Reproduce the records below line for line, leaving out the pictures.

» **Image region annotations**
-- -- --

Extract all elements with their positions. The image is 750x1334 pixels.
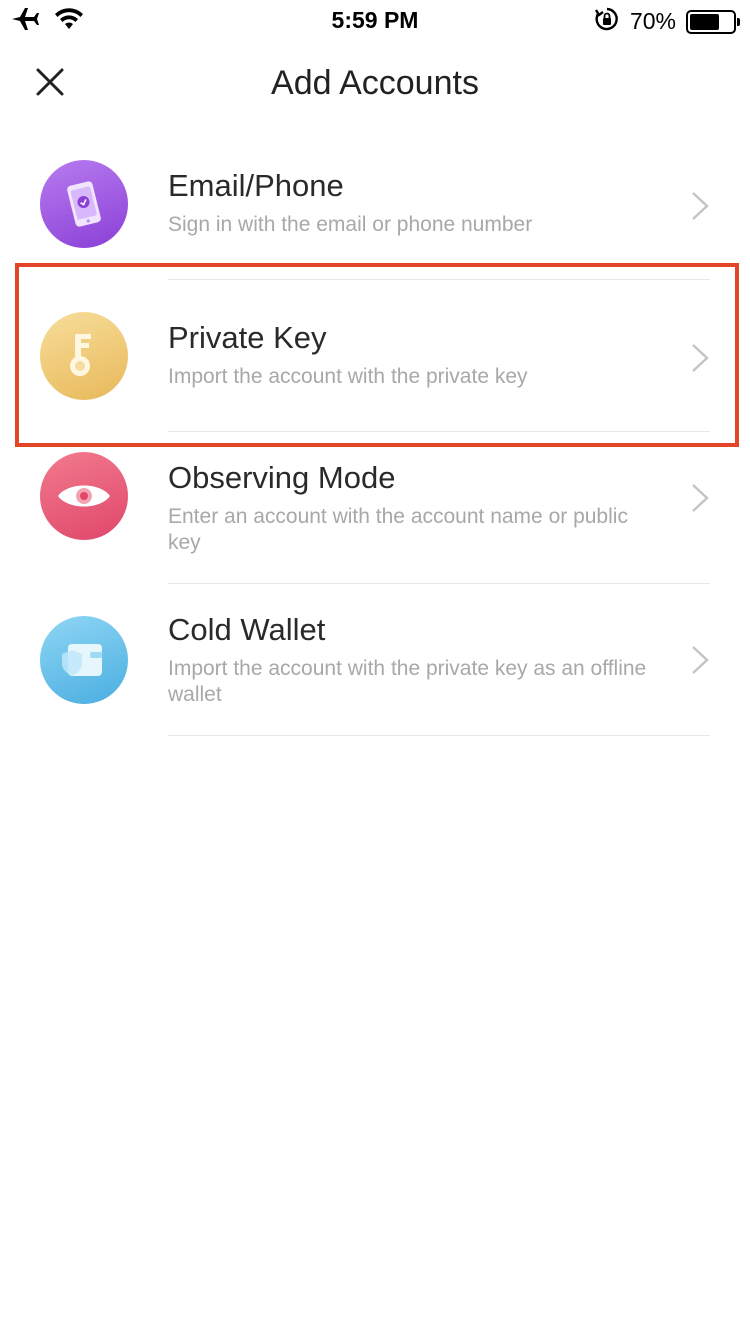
option-title: Observing Mode bbox=[168, 460, 396, 495]
battery-percent: 70% bbox=[629, 8, 676, 34]
row-divider bbox=[168, 735, 710, 736]
nav-bar: Add Accounts bbox=[0, 40, 750, 130]
status-right: 70% bbox=[594, 6, 740, 37]
account-options-list: Email/Phone Sign in with the email or ph… bbox=[0, 128, 750, 736]
chevron-right-icon bbox=[690, 644, 710, 676]
page-title: Add Accounts bbox=[271, 64, 479, 102]
phone-icon bbox=[40, 160, 128, 248]
option-subtitle: Sign in with the email or phone number bbox=[168, 213, 533, 236]
wallet-icon bbox=[40, 616, 128, 704]
option-title: Email/Phone bbox=[168, 168, 344, 203]
rotation-lock-icon bbox=[594, 6, 620, 37]
battery-fill bbox=[690, 13, 720, 30]
battery-icon bbox=[686, 9, 740, 34]
account-option-observing-mode[interactable]: Observing Mode Enter an account with the… bbox=[0, 432, 750, 584]
account-option-private-key[interactable]: Private Key Import the account with the … bbox=[0, 280, 750, 432]
account-option-cold-wallet[interactable]: Cold Wallet Import the account with the … bbox=[0, 584, 750, 736]
account-option-email-phone[interactable]: Email/Phone Sign in with the email or ph… bbox=[0, 128, 750, 280]
option-text: Private Key Import the account with the … bbox=[168, 318, 650, 390]
chevron-right-icon bbox=[690, 342, 710, 374]
eye-icon bbox=[40, 452, 128, 540]
key-icon bbox=[40, 312, 128, 400]
option-text: Observing Mode Enter an account with the… bbox=[168, 458, 650, 556]
option-subtitle: Import the account with the private key … bbox=[168, 657, 647, 706]
option-subtitle: Enter an account with the account name o… bbox=[168, 505, 628, 554]
status-bar: 5:59 PM 70% bbox=[0, 0, 750, 40]
option-text: Email/Phone Sign in with the email or ph… bbox=[168, 166, 650, 238]
option-subtitle: Import the account with the private key bbox=[168, 365, 528, 388]
chevron-right-icon bbox=[690, 190, 710, 222]
chevron-right-icon bbox=[690, 482, 710, 514]
option-title: Private Key bbox=[168, 320, 327, 355]
option-title: Cold Wallet bbox=[168, 612, 326, 647]
option-text: Cold Wallet Import the account with the … bbox=[168, 610, 650, 708]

-- -- --

» **Solution to the exercise**
Extract all elements with their positions. The image is 750x1334 pixels.
option-title: Observing Mode bbox=[168, 460, 396, 495]
battery-percent: 70% bbox=[629, 8, 676, 34]
row-divider bbox=[168, 735, 710, 736]
nav-bar: Add Accounts bbox=[0, 40, 750, 130]
status-right: 70% bbox=[594, 6, 740, 37]
account-options-list: Email/Phone Sign in with the email or ph… bbox=[0, 128, 750, 736]
chevron-right-icon bbox=[690, 644, 710, 676]
page-title: Add Accounts bbox=[271, 64, 479, 102]
phone-icon bbox=[40, 160, 128, 248]
option-subtitle: Sign in with the email or phone number bbox=[168, 213, 533, 236]
wallet-icon bbox=[40, 616, 128, 704]
option-title: Email/Phone bbox=[168, 168, 344, 203]
rotation-lock-icon bbox=[594, 6, 620, 37]
battery-fill bbox=[690, 13, 720, 30]
battery-icon bbox=[686, 9, 740, 34]
account-option-observing-mode[interactable]: Observing Mode Enter an account with the… bbox=[0, 432, 750, 584]
account-option-private-key[interactable]: Private Key Import the account with the … bbox=[0, 280, 750, 432]
account-option-cold-wallet[interactable]: Cold Wallet Import the account with the … bbox=[0, 584, 750, 736]
account-option-email-phone[interactable]: Email/Phone Sign in with the email or ph… bbox=[0, 128, 750, 280]
option-text: Private Key Import the account with the … bbox=[168, 318, 650, 390]
chevron-right-icon bbox=[690, 342, 710, 374]
eye-icon bbox=[40, 452, 128, 540]
key-icon bbox=[40, 312, 128, 400]
option-text: Observing Mode Enter an account with the… bbox=[168, 458, 650, 556]
option-subtitle: Import the account with the private key … bbox=[168, 657, 647, 706]
option-subtitle: Enter an account with the account name o… bbox=[168, 505, 628, 554]
status-bar: 5:59 PM 70% bbox=[0, 0, 750, 40]
option-text: Email/Phone Sign in with the email or ph… bbox=[168, 166, 650, 238]
option-subtitle: Import the account with the private key bbox=[168, 365, 528, 388]
chevron-right-icon bbox=[690, 190, 710, 222]
chevron-right-icon bbox=[690, 482, 710, 514]
option-title: Private Key bbox=[168, 320, 327, 355]
option-title: Cold Wallet bbox=[168, 612, 326, 647]
option-text: Cold Wallet Import the account with the … bbox=[168, 610, 650, 708]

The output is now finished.